• Written instruction: Gather the lines that hold the string "jiàn".

= = =

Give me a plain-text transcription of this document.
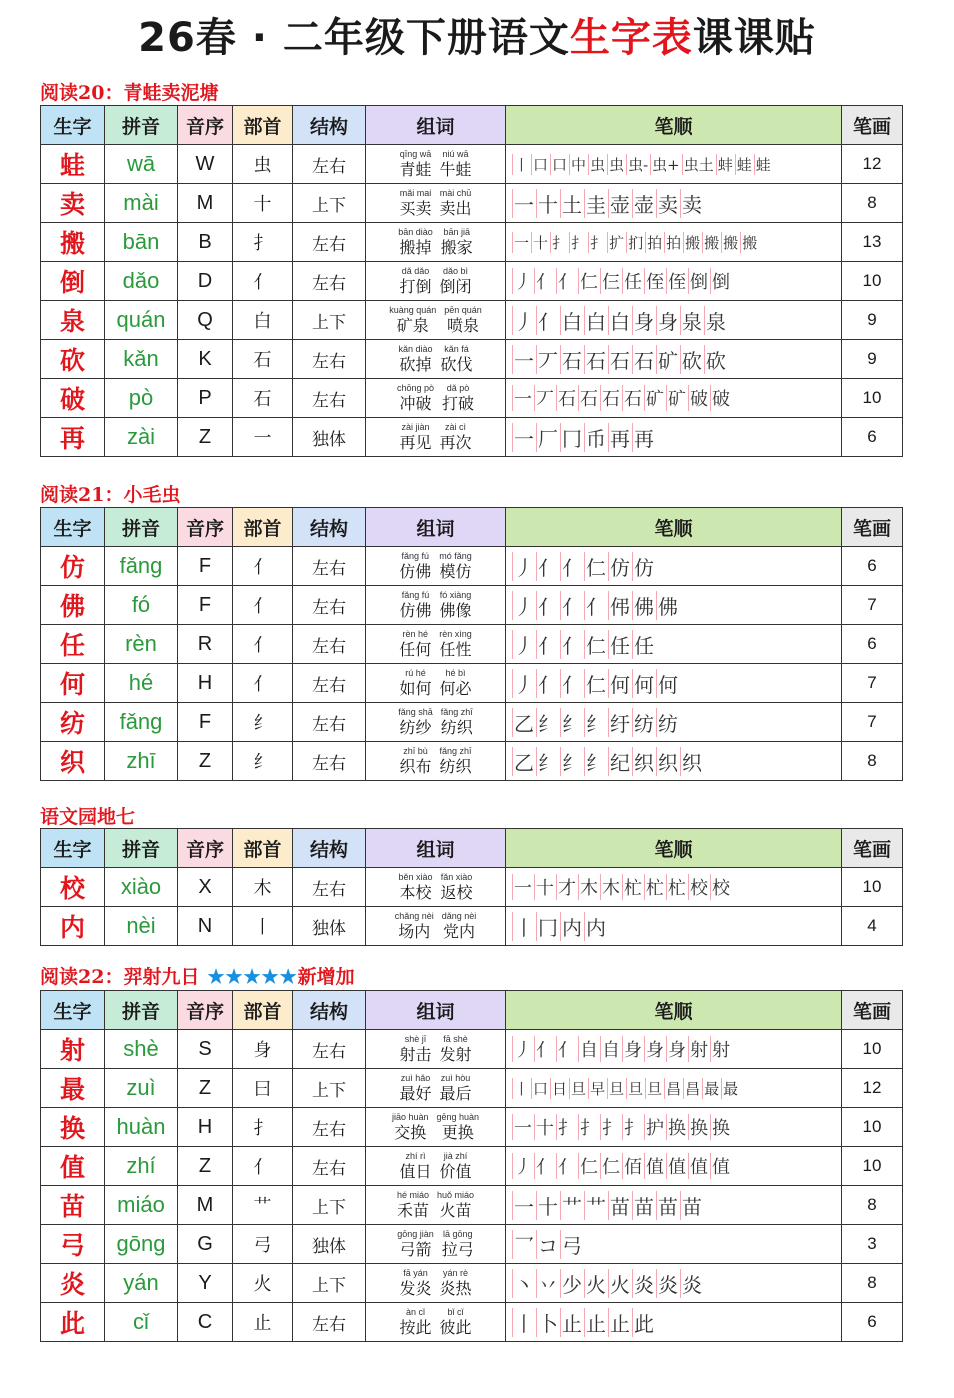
26春 · 二年级下册语文生字表课课贴
阅读20：青蛙卖泥塘
生字	拼音	音序	部首	结构	组词	笔顺	笔画
蛙	wā	W	虫	左右	qīng wā
青蛙
niú wā
牛蛙	丨 口 口 中 虫 虫 虫- 虫+ 虫土 蚌 蛙 蛙	12
卖	mài	M	十	上下	mǎi mai
买卖
mài chū
卖出	一 十 土 圭 壶 壶 卖 卖	8
搬	bān	B	扌	左右	bān diào
搬掉
bān jiā
搬家	一 十 扌 扌 扌 扩 扪 拍 拍 搬 搬 搬 搬	13
倒	dǎo	D	亻	左右	dǎ dǎo
打倒
dǎo bì
倒闭	丿 亻 亻 仁 仨 任 侄 侄 倒 倒	10
泉	quán	Q	白	上下	kuàng quán
矿泉
pēn quán
喷泉	丿 亻 白 白 白 身 身 泉 泉	9
砍	kǎn	K	石	左右	kǎn diào
砍掉
kǎn fá
砍伐	一 丆 石 石 石 石 矿 砍 砍	9
破	pò	P	石	左右	chōng pò
冲破
dǎ pò
打破	一 丆 石 石 石 石 矿 矿 破 破	10
再	zài	Z	一	独体	zài jiàn
再见
zài cì
再次	一 厂 冂 币 再 再	6
阅读21：小毛虫
生字	拼音	音序	部首	结构	组词	笔顺	笔画
仿	fǎng	F	亻	左右	fǎng fú
仿佛
mó fǎng
模仿	丿 亻 亻 仁 仿 仿	6
佛	fó	F	亻	左右	fǎng fú
仿佛
fó xiàng
佛像	丿 亻 亻 亻 伄 佛 佛	7
任	rèn	R	亻	左右	rèn hé
任何
rèn xìng
任性	丿 亻 亻 仁 任 任	6
何	hé	H	亻	左右	rú hé
如何
hé bì
何必	丿 亻 亻 仁 何 何 何	7
纺	fǎng	F	纟	左右	fǎng shā
纺纱
fǎng zhī
纺织	乙 纟 纟 纟 纡 纺 纺	7
织	zhī	Z	纟	左右	zhī bù
织布
fǎng zhī
纺织	乙 纟 纟 纟 纪 织 织 织	8
语文园地七
生字	拼音	音序	部首	结构	组词	笔顺	笔画
校	xiào	X	木	左右	běn xiào
本校
fǎn xiào
返校	一 十 才 木 木 杧 杧 杧 校 校	10
内	nèi	N	丨	独体	chǎng nèi
场内
dǎng nèi
党内	丨 冂 内 内	4
阅读22：羿射九日 ★★★★★新增加
生字	拼音	音序	部首	结构	组词	笔顺	笔画
射	shè	S	身	左右	shè jī
射击
fā shè
发射	丿 亻 亻 自 自 身 身 身 射 射	10
最	zuì	Z	曰	上下	zuì hǎo
最好
zuì hòu
最后	丨 口 日 旦 早 旦 旦 旦 昌 昌 最 最	12
换	huàn	H	扌	左右	jiāo huàn
交换
gēng huàn
更换	一 十 扌 扌 扌 扌 护 换 换 换	10
值	zhí	Z	亻	左右	zhí rì
值日
jià zhí
价值	丿 亻 亻 仁 仁 佰 值 值 值 值	10
苗	miáo	M	艹	上下	hé miáo
禾苗
huǒ miáo
火苗	一 十 艹 艹 苗 苗 苗 苗	8
弓	gōng	G	弓	独体	gōng jiàn
弓箭
lā gōng
拉弓	乛 コ 弓	3
炎	yán	Y	火	上下	fā yán
发炎
yán rè
炎热	丶 丷 少 火 火 炎 炎 炎	8
此	cǐ	C	止	左右	àn cǐ
按此
bǐ cǐ
彼此	丨 卜 止 止 止 此	6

= = =

• Full output:
再	zài	Z	一	独体	zài jiàn
弓	gōng	G	弓	独体	gōng jiàn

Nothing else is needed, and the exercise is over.